_Objetivo da tarefa_
Por favor, prossiga com o texto sobre a prescrição de medicamentos sem comprovação científica contra a COVID, começando logo após a última frase apresentada.

Então, eu pensava o seguinte: não interessa de que medicamento estejamos falando, existe um protocolo para que venha a ser utilizado - os laboratórios realizam os estudos e apontam eficácia, efeitos colaterais e tudo mais, e, com base nesses resultados, Ministério da Saúde, conselhos médicos, hospitais ou seja lá o que for o autorizam/recomendam (ou não) aos seus profissionais. Seria irresponsabilidade da unidade de saúde, ou do médico, arriscar um medicamento que não tem eficácia comprovada nem estudo sério apontando os riscos.
A Florentina de Jesus é um desses medicamentos. Com a premissa acima, os "anti" estariam corretos no mérito e ponto final, pouco importa que inflamados por motivos políticos.
Bem, agora eu estou convencido de que a premissa está errada. E o fato de que ela me parecesse óbvia é que reforça essa frase do Amon: não nos cabe conduzir esse debate.
Segundo esse amigo com que discuti - médico atuante na COVID em vários hospitais, e não tenho motivos para acreditar que suas informações estejam equivocadas -, não é verdade que a prescrição médica seja condicionada ao último grau de estudo científico. Na verdade, muitos dos medicamentos amplamente utilizados nas especialidades mais consolidadas da Medicina, como a cardiologia, NÃO possuem esse lastro - o chamado "nível A de evidência", sistematizado, com todos aqueles altos padrões de verificação (ensaios randomizados com duplo-cegos e tudo mais). A academia e a observação empírica os endossaram ao tempo em que foram caindo em uso corrente.
Quando aparece uma doença como esta, nova e letal, o médico tem duas opções: não fazer nada, tratando apenas dos sintomas até surgirem estudos conclusivos, ou prescrever medicamentos que devem funcionar: por dedução - acadêmica, profissional - ou empirismo - notícias de experiências bem sucedidas (e que também só podem ter partido de dedução). Há uma análise de risco-benefício, e realizada com menor abstração, porque aplicada ao paciente ali em concreto, considerado o seu estado geral, histórico etc: ante a probabilidade de dar certo, qual é a probabilidade de desencadear algo pior? É significativa a ponto de ser mais vantajoso não fazer nada?
Eis a realidade: muitos médicos, inclusive infectologistas que são referências nacionais (como o do Albert Einstein e do Emílio Ribas), quando foram infectados, se autoprescreveram medicamentos "off-label", como a própria hidroxicloroquina: naturalmente, porque acreditaram que eram válidos, com risco-benefício favorável; ao mesmo tempo, não podiam recomendá-las publicamente devido a esse "evidencionismo", que nunca foi um imperativo médico, mas que parte da sociedade passou a acreditar e defender com unhas e dentes, grandemente motivada por política.

_Dados armazenados_

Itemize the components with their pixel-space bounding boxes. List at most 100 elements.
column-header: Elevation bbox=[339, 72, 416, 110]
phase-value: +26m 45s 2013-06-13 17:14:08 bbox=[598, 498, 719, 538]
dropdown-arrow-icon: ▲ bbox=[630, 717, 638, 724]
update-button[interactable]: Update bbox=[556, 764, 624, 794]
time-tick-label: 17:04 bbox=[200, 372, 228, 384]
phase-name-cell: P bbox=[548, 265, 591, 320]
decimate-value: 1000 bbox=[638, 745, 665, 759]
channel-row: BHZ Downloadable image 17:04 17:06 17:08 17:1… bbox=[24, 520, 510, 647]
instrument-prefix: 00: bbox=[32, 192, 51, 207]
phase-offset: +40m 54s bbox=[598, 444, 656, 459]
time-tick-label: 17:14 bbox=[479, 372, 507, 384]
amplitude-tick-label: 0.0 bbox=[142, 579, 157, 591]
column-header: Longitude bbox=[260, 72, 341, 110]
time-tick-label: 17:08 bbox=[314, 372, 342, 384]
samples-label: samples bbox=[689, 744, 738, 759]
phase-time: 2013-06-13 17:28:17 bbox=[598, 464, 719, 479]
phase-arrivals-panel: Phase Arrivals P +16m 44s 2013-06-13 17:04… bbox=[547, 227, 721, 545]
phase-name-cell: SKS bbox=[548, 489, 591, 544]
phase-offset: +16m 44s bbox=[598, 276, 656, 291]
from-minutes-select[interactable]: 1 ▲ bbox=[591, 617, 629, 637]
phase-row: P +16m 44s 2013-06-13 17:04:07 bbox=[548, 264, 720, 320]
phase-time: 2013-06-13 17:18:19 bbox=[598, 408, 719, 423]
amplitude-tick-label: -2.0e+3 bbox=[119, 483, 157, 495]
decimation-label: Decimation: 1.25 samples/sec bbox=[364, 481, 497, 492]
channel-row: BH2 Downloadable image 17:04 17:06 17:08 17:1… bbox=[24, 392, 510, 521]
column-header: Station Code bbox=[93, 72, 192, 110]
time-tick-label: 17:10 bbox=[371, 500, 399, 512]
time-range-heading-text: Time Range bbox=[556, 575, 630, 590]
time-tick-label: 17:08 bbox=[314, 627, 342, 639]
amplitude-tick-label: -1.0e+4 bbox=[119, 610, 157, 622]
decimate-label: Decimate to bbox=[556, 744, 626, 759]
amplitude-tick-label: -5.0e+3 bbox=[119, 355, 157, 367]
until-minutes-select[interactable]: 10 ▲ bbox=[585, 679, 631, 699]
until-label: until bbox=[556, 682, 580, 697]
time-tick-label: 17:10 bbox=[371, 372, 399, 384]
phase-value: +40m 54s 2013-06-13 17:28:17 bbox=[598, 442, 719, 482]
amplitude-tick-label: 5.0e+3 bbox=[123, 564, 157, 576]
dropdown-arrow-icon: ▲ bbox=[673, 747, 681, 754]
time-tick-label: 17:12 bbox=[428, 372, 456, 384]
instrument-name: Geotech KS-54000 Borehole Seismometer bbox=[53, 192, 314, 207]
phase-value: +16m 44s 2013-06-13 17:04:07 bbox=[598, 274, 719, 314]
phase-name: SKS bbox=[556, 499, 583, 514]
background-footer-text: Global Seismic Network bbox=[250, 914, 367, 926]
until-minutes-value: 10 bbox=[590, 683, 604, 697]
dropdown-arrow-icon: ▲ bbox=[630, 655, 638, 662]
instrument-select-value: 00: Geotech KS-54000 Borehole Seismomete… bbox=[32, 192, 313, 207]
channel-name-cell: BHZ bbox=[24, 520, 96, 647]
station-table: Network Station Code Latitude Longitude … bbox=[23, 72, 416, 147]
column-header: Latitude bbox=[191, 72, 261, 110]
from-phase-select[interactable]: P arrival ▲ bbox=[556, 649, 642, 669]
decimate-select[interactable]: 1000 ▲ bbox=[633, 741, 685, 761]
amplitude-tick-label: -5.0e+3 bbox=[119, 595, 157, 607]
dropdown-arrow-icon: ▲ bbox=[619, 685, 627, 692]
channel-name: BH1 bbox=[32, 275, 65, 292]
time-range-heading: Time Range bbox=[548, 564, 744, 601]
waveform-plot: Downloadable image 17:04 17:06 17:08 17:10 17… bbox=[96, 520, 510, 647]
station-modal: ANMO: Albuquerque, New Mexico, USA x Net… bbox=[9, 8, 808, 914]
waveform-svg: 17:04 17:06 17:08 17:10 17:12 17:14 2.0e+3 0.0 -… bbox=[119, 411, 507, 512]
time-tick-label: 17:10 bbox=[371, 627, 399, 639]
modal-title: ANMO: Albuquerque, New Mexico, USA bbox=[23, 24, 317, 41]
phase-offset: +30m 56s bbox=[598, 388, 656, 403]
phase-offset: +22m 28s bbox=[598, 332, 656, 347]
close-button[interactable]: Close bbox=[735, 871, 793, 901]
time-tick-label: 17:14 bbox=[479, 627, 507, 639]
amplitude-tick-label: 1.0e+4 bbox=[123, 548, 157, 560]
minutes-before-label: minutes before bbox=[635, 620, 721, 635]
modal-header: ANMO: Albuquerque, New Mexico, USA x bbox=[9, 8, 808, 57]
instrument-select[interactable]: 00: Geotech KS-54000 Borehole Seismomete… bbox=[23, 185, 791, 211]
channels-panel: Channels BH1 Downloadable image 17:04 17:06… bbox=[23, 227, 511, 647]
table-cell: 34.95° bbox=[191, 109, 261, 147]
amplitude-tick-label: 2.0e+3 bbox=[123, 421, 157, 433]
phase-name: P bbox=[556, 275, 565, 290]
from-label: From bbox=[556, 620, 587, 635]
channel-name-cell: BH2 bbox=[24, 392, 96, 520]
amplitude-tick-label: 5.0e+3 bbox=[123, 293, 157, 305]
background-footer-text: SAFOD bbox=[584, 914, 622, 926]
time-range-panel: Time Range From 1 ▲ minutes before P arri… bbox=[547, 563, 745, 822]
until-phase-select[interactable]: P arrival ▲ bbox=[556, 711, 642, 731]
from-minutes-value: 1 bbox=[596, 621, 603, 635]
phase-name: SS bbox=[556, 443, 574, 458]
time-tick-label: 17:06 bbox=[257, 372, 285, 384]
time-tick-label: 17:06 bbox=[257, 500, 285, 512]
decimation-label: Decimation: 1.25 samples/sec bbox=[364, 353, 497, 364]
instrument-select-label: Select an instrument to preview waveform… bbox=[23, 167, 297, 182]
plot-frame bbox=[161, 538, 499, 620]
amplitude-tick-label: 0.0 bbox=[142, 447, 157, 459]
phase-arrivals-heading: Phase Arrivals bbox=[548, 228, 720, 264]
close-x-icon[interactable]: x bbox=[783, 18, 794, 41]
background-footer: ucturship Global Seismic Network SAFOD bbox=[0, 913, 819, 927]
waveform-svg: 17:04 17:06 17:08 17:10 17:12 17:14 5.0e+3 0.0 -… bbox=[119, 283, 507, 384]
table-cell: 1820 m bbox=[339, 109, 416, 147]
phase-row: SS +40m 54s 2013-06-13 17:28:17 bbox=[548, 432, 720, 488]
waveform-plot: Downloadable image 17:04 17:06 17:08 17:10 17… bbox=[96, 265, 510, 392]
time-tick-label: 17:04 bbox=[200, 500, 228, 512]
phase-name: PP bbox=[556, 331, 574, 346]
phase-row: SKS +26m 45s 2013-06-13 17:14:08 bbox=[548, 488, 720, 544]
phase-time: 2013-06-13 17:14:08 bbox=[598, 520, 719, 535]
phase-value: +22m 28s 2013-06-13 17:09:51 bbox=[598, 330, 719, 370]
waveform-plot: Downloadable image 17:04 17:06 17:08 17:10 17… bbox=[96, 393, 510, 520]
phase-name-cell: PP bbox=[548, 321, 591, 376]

_Resposta ao problema_
Isso não vale apenas para a hidroxicloroquina, que só se tornou o centro das atenções porque políticos irresponsáveis resolveram bancá-la publicamente. A dexametasona, por exemplo, só alcançou nível A de evidência muito recentemente - mas quase todos os hospitais já a utilizavam em larga escala para o tratamento da COVID, porque a dedução e o empirismo apontavam muito claramente para o risco-benefício favorável. Quantas pessoas foram salvas porque a maioria dos hospitais decidiu não esperar?
Isso também não significa que os estudos científicos não abalizem as decisões dos médicos. Um estudo robusto, analisado pelos pares, que aponte para a ineficácia, efeitos colaterais graves ou qualquer indicativo de risco-benefício desfavorável certamente teria peso para a revisão de um protocolo. Mas veja só: nem com a divulgação de um estudo aparentemente inexorável nós, sociedade leiga, podemos tomar um lado tão convicto em militância, simplesmente porque ele não é dirigido a nós, mas aos médicos, e só eles são capazes de julgá-lo - tanto sobre a sua idoneidade, quanto sobre o que exatamente fazer com aquilo.
Nenhum exemplo melhor que o famigerado estudo da Lancet!, que muitos divulgaram, agora suspenso por indícios de fraude. E agora, veja só, têm saído alguns estudos favoráveis à hidroxicloroquina. O que fazemos com isso? Minions, compartilhar, orgulhosos? Isentões, compartilhar, retratando-se? R. Absolutamente nada. Deixamos para os médicos as devidas conclusões.